TASK GOAL: Copy out all the records exactly.

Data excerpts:
--

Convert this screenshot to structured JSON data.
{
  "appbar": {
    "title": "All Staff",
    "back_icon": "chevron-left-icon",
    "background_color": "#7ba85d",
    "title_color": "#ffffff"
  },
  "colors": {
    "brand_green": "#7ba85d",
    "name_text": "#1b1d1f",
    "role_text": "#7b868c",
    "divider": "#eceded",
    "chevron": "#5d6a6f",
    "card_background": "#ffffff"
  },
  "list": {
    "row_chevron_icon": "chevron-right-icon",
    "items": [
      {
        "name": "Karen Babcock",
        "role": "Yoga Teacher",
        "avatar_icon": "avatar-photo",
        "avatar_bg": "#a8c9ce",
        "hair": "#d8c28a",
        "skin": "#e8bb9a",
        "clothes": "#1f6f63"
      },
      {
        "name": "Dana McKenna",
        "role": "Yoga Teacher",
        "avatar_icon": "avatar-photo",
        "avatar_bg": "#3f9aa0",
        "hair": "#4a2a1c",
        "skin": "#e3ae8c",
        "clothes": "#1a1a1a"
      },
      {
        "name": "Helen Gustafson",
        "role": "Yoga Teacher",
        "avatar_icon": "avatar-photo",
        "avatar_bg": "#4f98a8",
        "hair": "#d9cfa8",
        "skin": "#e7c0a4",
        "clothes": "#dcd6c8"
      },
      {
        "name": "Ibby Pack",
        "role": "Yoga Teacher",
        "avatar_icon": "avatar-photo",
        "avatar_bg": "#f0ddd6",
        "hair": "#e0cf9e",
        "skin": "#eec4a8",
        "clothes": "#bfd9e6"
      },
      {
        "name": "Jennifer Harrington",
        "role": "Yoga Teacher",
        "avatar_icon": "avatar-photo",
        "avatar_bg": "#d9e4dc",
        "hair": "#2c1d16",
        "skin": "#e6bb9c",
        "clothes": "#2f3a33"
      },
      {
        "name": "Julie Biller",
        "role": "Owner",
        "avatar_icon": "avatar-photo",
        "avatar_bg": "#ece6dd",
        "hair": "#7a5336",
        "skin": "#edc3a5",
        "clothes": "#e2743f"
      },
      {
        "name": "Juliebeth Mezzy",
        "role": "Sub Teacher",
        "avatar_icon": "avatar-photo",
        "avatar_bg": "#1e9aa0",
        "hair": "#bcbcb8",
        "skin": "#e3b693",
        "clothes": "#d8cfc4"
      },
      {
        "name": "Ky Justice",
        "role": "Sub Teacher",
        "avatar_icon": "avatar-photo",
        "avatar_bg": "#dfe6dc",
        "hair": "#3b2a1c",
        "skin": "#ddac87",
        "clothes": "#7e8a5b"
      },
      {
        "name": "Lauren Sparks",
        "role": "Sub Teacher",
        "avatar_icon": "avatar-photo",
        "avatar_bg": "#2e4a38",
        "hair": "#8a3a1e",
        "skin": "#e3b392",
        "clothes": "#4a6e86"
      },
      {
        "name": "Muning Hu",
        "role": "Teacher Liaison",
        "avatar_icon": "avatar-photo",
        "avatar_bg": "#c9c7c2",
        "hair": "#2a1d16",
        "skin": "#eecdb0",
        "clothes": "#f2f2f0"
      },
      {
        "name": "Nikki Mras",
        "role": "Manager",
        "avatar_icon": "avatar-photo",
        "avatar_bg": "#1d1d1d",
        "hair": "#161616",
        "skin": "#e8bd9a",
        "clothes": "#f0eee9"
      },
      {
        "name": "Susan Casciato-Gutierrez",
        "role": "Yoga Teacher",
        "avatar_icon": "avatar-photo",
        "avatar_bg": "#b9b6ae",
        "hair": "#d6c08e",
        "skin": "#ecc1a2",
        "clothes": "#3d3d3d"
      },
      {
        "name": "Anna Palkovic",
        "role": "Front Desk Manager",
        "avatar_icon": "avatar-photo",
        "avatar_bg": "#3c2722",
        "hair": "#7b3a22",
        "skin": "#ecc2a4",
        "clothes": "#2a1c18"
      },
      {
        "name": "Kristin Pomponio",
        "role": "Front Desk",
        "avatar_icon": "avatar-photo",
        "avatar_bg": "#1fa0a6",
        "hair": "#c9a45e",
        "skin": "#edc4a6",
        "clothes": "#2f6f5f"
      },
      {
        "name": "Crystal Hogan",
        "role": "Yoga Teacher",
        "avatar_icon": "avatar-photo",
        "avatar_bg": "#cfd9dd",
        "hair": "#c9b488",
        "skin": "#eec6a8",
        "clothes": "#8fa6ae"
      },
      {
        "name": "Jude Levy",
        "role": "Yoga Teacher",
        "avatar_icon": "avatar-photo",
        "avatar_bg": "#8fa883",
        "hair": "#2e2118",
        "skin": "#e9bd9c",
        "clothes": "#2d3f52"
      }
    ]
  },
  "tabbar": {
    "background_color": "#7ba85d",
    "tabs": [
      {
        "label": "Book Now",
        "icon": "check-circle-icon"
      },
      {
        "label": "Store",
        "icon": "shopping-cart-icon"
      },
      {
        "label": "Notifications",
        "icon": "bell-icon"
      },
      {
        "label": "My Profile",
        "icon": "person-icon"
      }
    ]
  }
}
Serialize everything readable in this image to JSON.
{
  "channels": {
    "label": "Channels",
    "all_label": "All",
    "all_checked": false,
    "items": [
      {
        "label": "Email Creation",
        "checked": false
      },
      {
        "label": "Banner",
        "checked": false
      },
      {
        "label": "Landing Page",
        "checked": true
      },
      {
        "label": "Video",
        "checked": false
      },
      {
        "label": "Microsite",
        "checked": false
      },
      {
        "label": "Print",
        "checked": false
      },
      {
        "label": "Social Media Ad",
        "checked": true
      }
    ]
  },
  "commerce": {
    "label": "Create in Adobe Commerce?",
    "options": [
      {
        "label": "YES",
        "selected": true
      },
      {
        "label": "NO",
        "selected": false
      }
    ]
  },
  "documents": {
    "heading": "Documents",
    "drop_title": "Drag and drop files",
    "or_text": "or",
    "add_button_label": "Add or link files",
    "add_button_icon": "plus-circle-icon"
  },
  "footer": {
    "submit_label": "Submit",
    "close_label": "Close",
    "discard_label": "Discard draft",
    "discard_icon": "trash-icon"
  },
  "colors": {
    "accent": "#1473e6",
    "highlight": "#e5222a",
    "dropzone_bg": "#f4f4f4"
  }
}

--

WORKED SOLUTION:
Convert this screenshot to structured JSON data.
{
  "appbar": {
    "title": "All Staff",
    "back_icon": "chevron-left-icon",
    "background_color": "#7ba85d",
    "title_color": "#ffffff"
  },
  "colors": {
    "brand_green": "#7ba85d",
    "name_text": "#1b1d1f",
    "role_text": "#7b868c",
    "divider": "#eceded",
    "chevron": "#5d6a6f",
    "card_background": "#ffffff"
  },
  "list": {
    "row_chevron_icon": "chevron-right-icon",
    "items": [
      {
        "name": "Karen Babcock",
        "role": "Yoga Teacher",
        "avatar_icon": "avatar-photo",
        "avatar_bg": "#a8c9ce",
        "hair": "#d8c28a",
        "skin": "#e8bb9a",
        "clothes": "#1f6f63"
      },
      {
        "name": "Dana McKenna",
        "role": "Yoga Teacher",
        "avatar_icon": "avatar-photo",
        "avatar_bg": "#3f9aa0",
        "hair": "#4a2a1c",
        "skin": "#e3ae8c",
        "clothes": "#1a1a1a"
      },
      {
        "name": "Helen Gustafson",
        "role": "Yoga Teacher",
        "avatar_icon": "avatar-photo",
        "avatar_bg": "#4f98a8",
        "hair": "#d9cfa8",
        "skin": "#e7c0a4",
        "clothes": "#dcd6c8"
      },
      {
        "name": "Ibby Pack",
        "role": "Yoga Teacher",
        "avatar_icon": "avatar-photo",
        "avatar_bg": "#f0ddd6",
        "hair": "#e0cf9e",
        "skin": "#eec4a8",
        "clothes": "#bfd9e6"
      },
      {
        "name": "Jennifer Harrington",
        "role": "Yoga Teacher",
        "avatar_icon": "avatar-photo",
        "avatar_bg": "#d9e4dc",
        "hair": "#2c1d16",
        "skin": "#e6bb9c",
        "clothes": "#2f3a33"
      },
      {
        "name": "Julie Biller",
        "role": "Owner",
        "avatar_icon": "avatar-photo",
        "avatar_bg": "#ece6dd",
        "hair": "#7a5336",
        "skin": "#edc3a5",
        "clothes": "#e2743f"
      },
      {
        "name": "Juliebeth Mezzy",
        "role": "Sub Teacher",
        "avatar_icon": "avatar-photo",
        "avatar_bg": "#1e9aa0",
        "hair": "#bcbcb8",
        "skin": "#e3b693",
        "clothes": "#d8cfc4"
      },
      {
        "name": "Ky Justice",
        "role": "Sub Teacher",
        "avatar_icon": "avatar-photo",
        "avatar_bg": "#dfe6dc",
        "hair": "#3b2a1c",
        "skin": "#ddac87",
        "clothes": "#7e8a5b"
      },
      {
        "name": "Lauren Sparks",
        "role": "Sub Teacher",
        "avatar_icon": "avatar-photo",
        "avatar_bg": "#2e4a38",
        "hair": "#8a3a1e",
        "skin": "#e3b392",
        "clothes": "#4a6e86"
      },
      {
        "name": "Muning Hu",
        "role": "Teacher Liaison",
        "avatar_icon": "avatar-photo",
        "avatar_bg": "#c9c7c2",
        "hair": "#2a1d16",
        "skin": "#eecdb0",
        "clothes": "#f2f2f0"
      },
      {
        "name": "Nikki Mras",
        "role": "Manager",
        "avatar_icon": "avatar-photo",
        "avatar_bg": "#1d1d1d",
        "hair": "#161616",
        "skin": "#e8bd9a",
        "clothes": "#f0eee9"
      },
      {
        "name": "Susan Casciato-Gutierrez",
        "role": "Yoga Teacher",
        "avatar_icon": "avatar-photo",
        "avatar_bg": "#b9b6ae",
        "hair": "#d6c08e",
        "skin": "#ecc1a2",
        "clothes": "#3d3d3d"
      },
      {
        "name": "Anna Palkovic",
        "role": "Front Desk Manager",
        "avatar_icon": "avatar-photo",
        "avatar_bg": "#3c2722",
        "hair": "#7b3a22",
        "skin": "#ecc2a4",
        "clothes": "#2a1c18"
      },
      {
        "name": "Kristin Pomponio",
        "role": "Front Desk",
        "avatar_icon": "avatar-photo",
        "avatar_bg": "#1fa0a6",
        "hair": "#c9a45e",
        "skin": "#edc4a6",
        "clothes": "#2f6f5f"
      },
      {
        "name": "Crystal Hogan",
        "role": "Yoga Teacher",
        "avatar_icon": "avatar-photo",
        "avatar_bg": "#cfd9dd",
        "hair": "#c9b488",
        "skin": "#eec6a8",
        "clothes": "#8fa6ae"
      },
      {
        "name": "Jude Levy",
        "role": "Yoga Teacher",
        "avatar_icon": "avatar-photo",
        "avatar_bg": "#8fa883",
        "hair": "#2e2118",
        "skin": "#e9bd9c",
        "clothes": "#2d3f52"
      }
    ]
  },
  "tabbar": {
    "background_color": "#7ba85d",
    "tabs": [
      {
        "label": "Book Now",
        "icon": "check-circle-icon"
      },
      {
        "label": "Store",
        "icon": "shopping-cart-icon"
      },
      {
        "label": "Notifications",
        "icon": "bell-icon"
      },
      {
        "label": "My Profile",
        "icon": "person-icon"
      }
    ]
  }
}
Serialize everything readable in this image to JSON.
{
  "channels": {
    "label": "Channels",
    "all_label": "All",
    "all_checked": false,
    "items": [
      {
        "label": "Email Creation",
        "checked": false
      },
      {
        "label": "Banner",
        "checked": false
      },
      {
        "label": "Landing Page",
        "checked": true
      },
      {
        "label": "Video",
        "checked": false
      },
      {
        "label": "Microsite",
        "checked": false
      },
      {
        "label": "Print",
        "checked": false
      },
      {
        "label": "Social Media Ad",
        "checked": true
      }
    ]
  },
  "commerce": {
    "label": "Create in Adobe Commerce?",
    "options": [
      {
        "label": "YES",
        "selected": true
      },
      {
        "label": "NO",
        "selected": false
      }
    ]
  },
  "documents": {
    "heading": "Documents",
    "drop_title": "Drag and drop files",
    "or_text": "or",
    "add_button_label": "Add or link files",
    "add_button_icon": "plus-circle-icon"
  },
  "footer": {
    "submit_label": "Submit",
    "close_label": "Close",
    "discard_label": "Discard draft",
    "discard_icon": "trash-icon"
  },
  "colors": {
    "accent": "#1473e6",
    "highlight": "#e5222a",
    "dropzone_bg": "#f4f4f4"
  }
}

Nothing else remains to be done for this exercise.